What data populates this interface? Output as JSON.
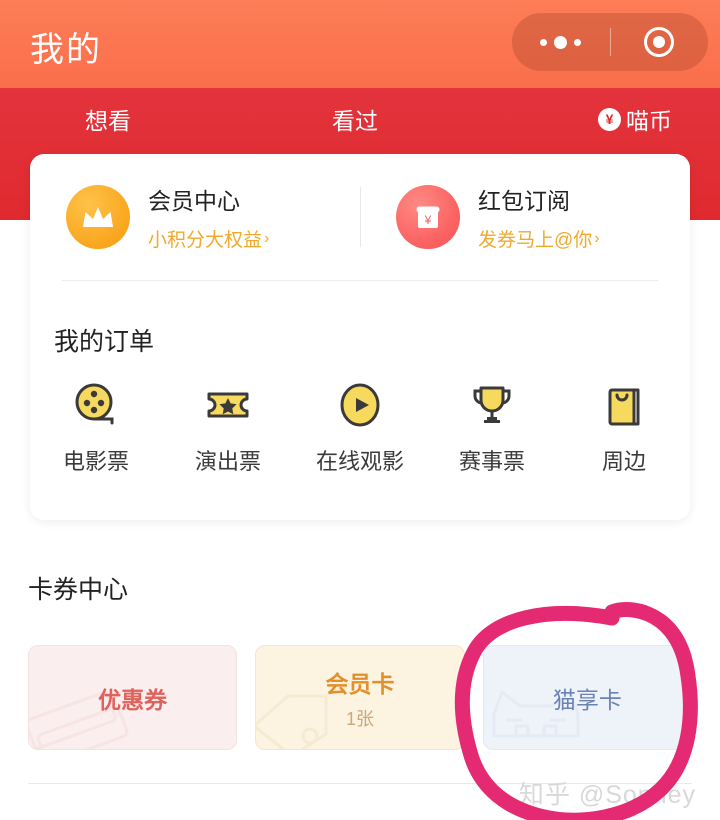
{
  "header": {
    "title": "我的",
    "capsule": {
      "more_icon": "more-dots-icon",
      "target_icon": "target-circle-icon"
    },
    "colors": {
      "orange": "#fb6f4c",
      "red": "#e02a2f"
    }
  },
  "tabs": [
    {
      "label": "想看",
      "name": "tab-want-to-watch"
    },
    {
      "label": "看过",
      "name": "tab-watched"
    },
    {
      "label": "喵币",
      "name": "tab-meow-coin",
      "badge": "¥"
    }
  ],
  "entries": [
    {
      "title": "会员中心",
      "subtitle": "小积分大权益",
      "chevron": "›",
      "icon": "crown-icon",
      "icon_color": "#f9a61e"
    },
    {
      "title": "红包订阅",
      "subtitle": "发券马上@你",
      "chevron": "›",
      "icon": "red-packet-icon",
      "icon_color": "#fa5f5f"
    }
  ],
  "orders": {
    "section_title": "我的订单",
    "items": [
      {
        "label": "电影票",
        "icon": "film-reel-icon"
      },
      {
        "label": "演出票",
        "icon": "star-ticket-icon"
      },
      {
        "label": "在线观影",
        "icon": "play-circle-icon"
      },
      {
        "label": "赛事票",
        "icon": "trophy-icon"
      },
      {
        "label": "周边",
        "icon": "shopping-bag-icon"
      }
    ]
  },
  "coupon_center": {
    "section_title": "卡券中心",
    "cards": [
      {
        "label": "优惠券",
        "count": "",
        "name": "card-coupon",
        "color": "#e0625c",
        "bg": "#fbeeee",
        "watermark": "coupon-ticket-watermark"
      },
      {
        "label": "会员卡",
        "count": "1张",
        "name": "card-membership",
        "color": "#e2902c",
        "bg": "#fcf3e1",
        "watermark": "price-tag-watermark"
      },
      {
        "label": "猫享卡",
        "count": "",
        "name": "card-cat-pass",
        "color": "#6b83b5",
        "bg": "#eef2f9",
        "watermark": "cat-face-watermark"
      }
    ]
  },
  "annotation": {
    "shape": "hand-drawn-circle",
    "color": "#e42a72",
    "target": "猫享卡"
  },
  "watermark": {
    "text": "知乎 @Sonney"
  }
}
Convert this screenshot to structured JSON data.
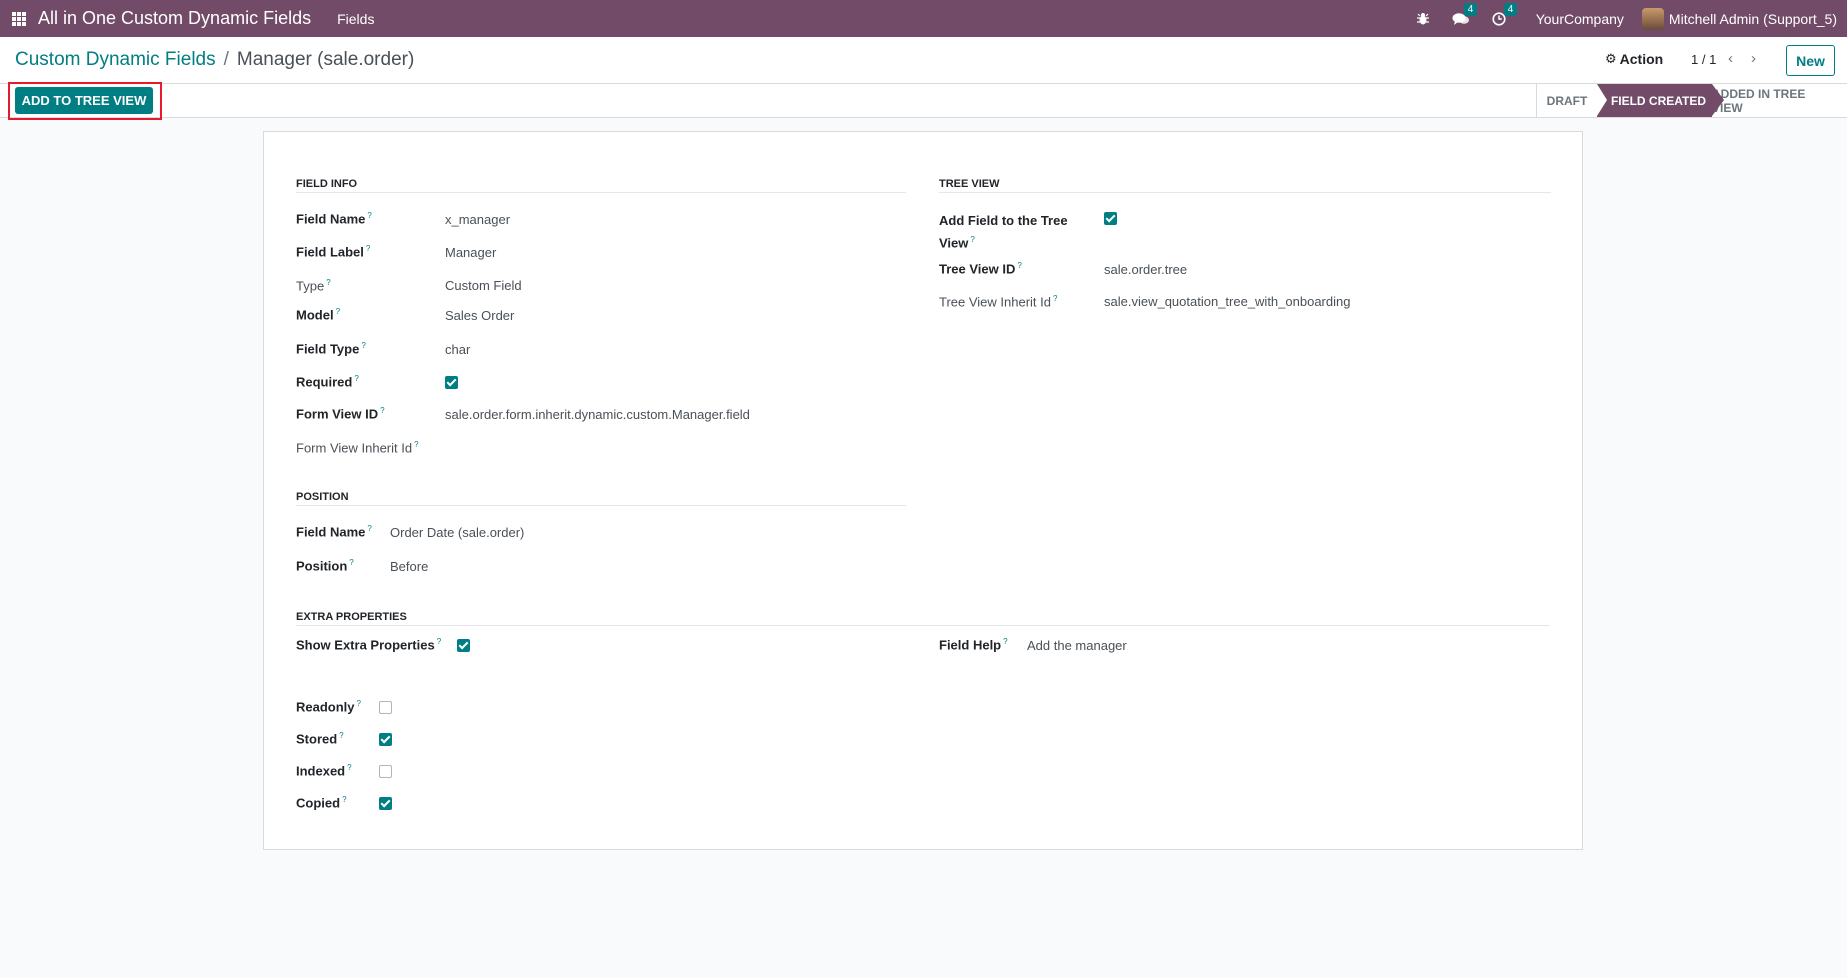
{
  "navbar": {
    "app_title": "All in One Custom Dynamic Fields",
    "menu_fields": "Fields",
    "messages_count": "4",
    "activities_count": "4",
    "company": "YourCompany",
    "user": "Mitchell Admin (Support_5)"
  },
  "control": {
    "breadcrumb_parent": "Custom Dynamic Fields",
    "breadcrumb_separator": "/",
    "breadcrumb_current": "Manager (sale.order)",
    "action_label": "Action",
    "pager": "1 / 1",
    "new_label": "New"
  },
  "statusbar": {
    "add_tree_view": "ADD TO TREE VIEW",
    "stages": [
      "DRAFT",
      "FIELD CREATED",
      "ADDED IN TREE VIEW"
    ],
    "active_stage": "FIELD CREATED"
  },
  "field_info": {
    "title": "FIELD INFO",
    "field_name_label": "Field Name",
    "field_name": "x_manager",
    "field_label_label": "Field Label",
    "field_label": "Manager",
    "type_label": "Type",
    "type": "Custom Field",
    "model_label": "Model",
    "model": "Sales Order",
    "field_type_label": "Field Type",
    "field_type": "char",
    "required_label": "Required",
    "required": true,
    "form_view_id_label": "Form View ID",
    "form_view_id": "sale.order.form.inherit.dynamic.custom.Manager.field",
    "form_view_inherit_label": "Form View Inherit Id",
    "form_view_inherit": ""
  },
  "tree_view": {
    "title": "TREE VIEW",
    "add_field_label_line1": "Add Field to the Tree",
    "add_field_label_line2": "View",
    "add_field": true,
    "tree_view_id_label": "Tree View ID",
    "tree_view_id": "sale.order.tree",
    "tree_view_inherit_label": "Tree View Inherit Id",
    "tree_view_inherit": "sale.view_quotation_tree_with_onboarding"
  },
  "position": {
    "title": "POSITION",
    "field_name_label": "Field Name",
    "field_name": "Order Date (sale.order)",
    "position_label": "Position",
    "position": "Before"
  },
  "extra": {
    "title": "EXTRA PROPERTIES",
    "show_extra_label": "Show Extra Properties",
    "show_extra": true,
    "field_help_label": "Field Help",
    "field_help": "Add the manager",
    "readonly_label": "Readonly",
    "readonly": false,
    "stored_label": "Stored",
    "stored": true,
    "indexed_label": "Indexed",
    "indexed": false,
    "copied_label": "Copied",
    "copied": true
  },
  "tooltip_mark": "?",
  "colors": {
    "brand": "#714b67",
    "accent": "#017e84",
    "highlight": "#e8192c"
  }
}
* * *
### [What you have to do]
From the records above, pull out each line that has "watermark".

### [Written response]
        "watermark": "coupon-ticket-watermark"
        "watermark": "price-tag-watermark"
        "watermark": "cat-face-watermark"
  "watermark": {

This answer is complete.